** start DATA EXTRACT **

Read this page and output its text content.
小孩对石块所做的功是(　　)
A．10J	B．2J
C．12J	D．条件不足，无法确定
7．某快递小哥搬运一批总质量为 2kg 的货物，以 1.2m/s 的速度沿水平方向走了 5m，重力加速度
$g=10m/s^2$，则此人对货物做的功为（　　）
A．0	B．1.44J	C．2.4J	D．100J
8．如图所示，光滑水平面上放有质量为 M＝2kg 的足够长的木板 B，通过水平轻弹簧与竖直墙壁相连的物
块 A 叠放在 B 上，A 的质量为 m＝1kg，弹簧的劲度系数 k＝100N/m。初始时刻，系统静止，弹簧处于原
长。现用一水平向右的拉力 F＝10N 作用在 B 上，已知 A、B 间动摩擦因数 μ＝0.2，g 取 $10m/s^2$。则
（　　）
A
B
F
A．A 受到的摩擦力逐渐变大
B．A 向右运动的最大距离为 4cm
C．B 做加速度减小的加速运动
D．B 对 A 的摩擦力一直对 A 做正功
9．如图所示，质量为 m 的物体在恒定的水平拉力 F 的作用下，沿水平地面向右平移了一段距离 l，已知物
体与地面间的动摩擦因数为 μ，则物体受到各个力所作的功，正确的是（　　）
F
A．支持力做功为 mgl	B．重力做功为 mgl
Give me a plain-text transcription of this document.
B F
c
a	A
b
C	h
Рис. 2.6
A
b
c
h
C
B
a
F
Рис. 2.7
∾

** end DATA EXTRACT **

WRITTEN INSTRUCTION: The records above need to be transcribed in full. Keep every character unchanged.

COMPLETE ANSWER:
Read this page and output its text content.
小孩对石块所做的功是(　　)
A．10J	B．2J
C．12J	D．条件不足，无法确定
7．某快递小哥搬运一批总质量为 2kg 的货物，以 1.2m/s 的速度沿水平方向走了 5m，重力加速度
$g=10m/s^2$，则此人对货物做的功为（　　）
A．0	B．1.44J	C．2.4J	D．100J
8．如图所示，光滑水平面上放有质量为 M＝2kg 的足够长的木板 B，通过水平轻弹簧与竖直墙壁相连的物
块 A 叠放在 B 上，A 的质量为 m＝1kg，弹簧的劲度系数 k＝100N/m。初始时刻，系统静止，弹簧处于原
长。现用一水平向右的拉力 F＝10N 作用在 B 上，已知 A、B 间动摩擦因数 μ＝0.2，g 取 $10m/s^2$。则
（　　）
A
B
F
A．A 受到的摩擦力逐渐变大
B．A 向右运动的最大距离为 4cm
C．B 做加速度减小的加速运动
D．B 对 A 的摩擦力一直对 A 做正功
9．如图所示，质量为 m 的物体在恒定的水平拉力 F 的作用下，沿水平地面向右平移了一段距离 l，已知物
体与地面间的动摩擦因数为 μ，则物体受到各个力所作的功，正确的是（　　）
F
A．支持力做功为 mgl	B．重力做功为 mgl
Give me a plain-text transcription of this document.
B F
c
a	A
b
C	h
Рис. 2.6
A
b
c
h
C
B
a
F
Рис. 2.7
∾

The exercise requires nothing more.